- [Work to do]
#1 Echo the commit notice below word for word, from "Content-Transfer-Encoding: 7bit" up to and including "and first-mounter recovery.".
#2 According to the commit notice below, which branch received the change?

From mboxrd@z Thu Jan  1 00:00:00 1970
From: teigland@sourceware.org <teigland@sourceware.org>
Date: 19 Dec 2006 22:20:09 -0000
Subject: [Cluster-devel] cluster/group/gfs_controld recover.c
Message-ID: <20061219222009.22891.qmail@sourceware.org>
List-Id: <cluster-devel.redhat.com>
To: cluster-devel.redhat.com
MIME-Version: 1.0
Content-Type: text/plain; charset="us-ascii"
Content-Transfer-Encoding: 7bit

CVSROOT:	/cvs/cluster
Module name:	cluster
Branch: 	RHEL50
Changes by:	teigland at sourceware.org	2006-12-19 22:20:08

Modified files:
	group/gfs_controld: recover.c 

Log message:
	Fixes related to the needs_recovery state and first-mounter recovery.

- [Records shown]
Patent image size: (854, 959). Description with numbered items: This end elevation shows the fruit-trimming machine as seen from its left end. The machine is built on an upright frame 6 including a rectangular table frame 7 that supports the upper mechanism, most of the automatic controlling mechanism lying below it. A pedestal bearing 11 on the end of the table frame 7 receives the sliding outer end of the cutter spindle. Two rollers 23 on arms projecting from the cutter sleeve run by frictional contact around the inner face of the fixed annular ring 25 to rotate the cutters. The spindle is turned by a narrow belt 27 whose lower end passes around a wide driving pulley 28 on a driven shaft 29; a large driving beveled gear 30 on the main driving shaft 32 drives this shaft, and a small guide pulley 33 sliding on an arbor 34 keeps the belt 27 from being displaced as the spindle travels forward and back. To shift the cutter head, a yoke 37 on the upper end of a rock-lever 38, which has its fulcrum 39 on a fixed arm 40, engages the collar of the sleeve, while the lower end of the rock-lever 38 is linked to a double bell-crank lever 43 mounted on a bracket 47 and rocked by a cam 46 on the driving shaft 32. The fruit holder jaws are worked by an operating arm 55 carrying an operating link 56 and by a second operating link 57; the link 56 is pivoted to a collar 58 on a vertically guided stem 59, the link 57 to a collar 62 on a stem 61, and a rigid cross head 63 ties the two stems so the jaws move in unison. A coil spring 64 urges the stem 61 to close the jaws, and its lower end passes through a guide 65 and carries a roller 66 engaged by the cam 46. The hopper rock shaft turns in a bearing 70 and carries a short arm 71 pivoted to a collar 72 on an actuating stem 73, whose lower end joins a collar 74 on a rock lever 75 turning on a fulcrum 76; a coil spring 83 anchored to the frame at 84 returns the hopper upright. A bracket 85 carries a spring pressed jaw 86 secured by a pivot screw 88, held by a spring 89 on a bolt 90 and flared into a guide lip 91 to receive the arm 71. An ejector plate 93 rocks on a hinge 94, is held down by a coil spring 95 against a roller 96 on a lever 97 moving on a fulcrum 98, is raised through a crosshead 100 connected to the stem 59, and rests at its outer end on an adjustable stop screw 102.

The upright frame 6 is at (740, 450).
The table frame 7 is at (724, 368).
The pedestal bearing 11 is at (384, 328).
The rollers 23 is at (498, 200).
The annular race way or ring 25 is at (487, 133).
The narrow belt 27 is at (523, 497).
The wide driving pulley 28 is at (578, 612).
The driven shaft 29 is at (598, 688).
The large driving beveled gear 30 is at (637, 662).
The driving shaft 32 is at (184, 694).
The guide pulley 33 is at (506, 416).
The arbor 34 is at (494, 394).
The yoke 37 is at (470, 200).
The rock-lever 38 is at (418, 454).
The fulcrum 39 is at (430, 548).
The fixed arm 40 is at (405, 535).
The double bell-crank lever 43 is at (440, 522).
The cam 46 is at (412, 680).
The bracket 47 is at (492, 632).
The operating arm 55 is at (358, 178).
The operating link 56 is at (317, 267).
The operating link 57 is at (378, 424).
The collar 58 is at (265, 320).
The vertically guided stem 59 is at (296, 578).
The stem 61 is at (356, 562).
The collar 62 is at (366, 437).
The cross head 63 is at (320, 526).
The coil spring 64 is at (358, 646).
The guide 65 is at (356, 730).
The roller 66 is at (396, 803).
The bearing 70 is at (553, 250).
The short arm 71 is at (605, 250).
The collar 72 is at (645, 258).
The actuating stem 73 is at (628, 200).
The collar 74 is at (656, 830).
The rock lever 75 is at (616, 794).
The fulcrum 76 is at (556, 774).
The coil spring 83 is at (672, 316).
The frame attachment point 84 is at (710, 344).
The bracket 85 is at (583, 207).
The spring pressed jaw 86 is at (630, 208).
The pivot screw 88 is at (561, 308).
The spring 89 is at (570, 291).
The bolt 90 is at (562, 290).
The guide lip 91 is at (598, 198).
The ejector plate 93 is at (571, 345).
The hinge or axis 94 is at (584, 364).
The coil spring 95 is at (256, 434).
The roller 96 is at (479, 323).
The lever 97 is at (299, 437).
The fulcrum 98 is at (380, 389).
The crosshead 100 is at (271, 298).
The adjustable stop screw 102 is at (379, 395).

- [Exercise results]
#1
Content-Transfer-Encoding: 7bit

CVSROOT:	/cvs/cluster
Module name:	cluster
Branch: 	RHEL50
Changes by:	teigland at sourceware.org	2006-12-19 22:20:08

Modified files:
	group/gfs_controld: recover.c 

Log message:
	Fixes related to the needs_recovery state and first-mounter recovery.

#2 RHEL50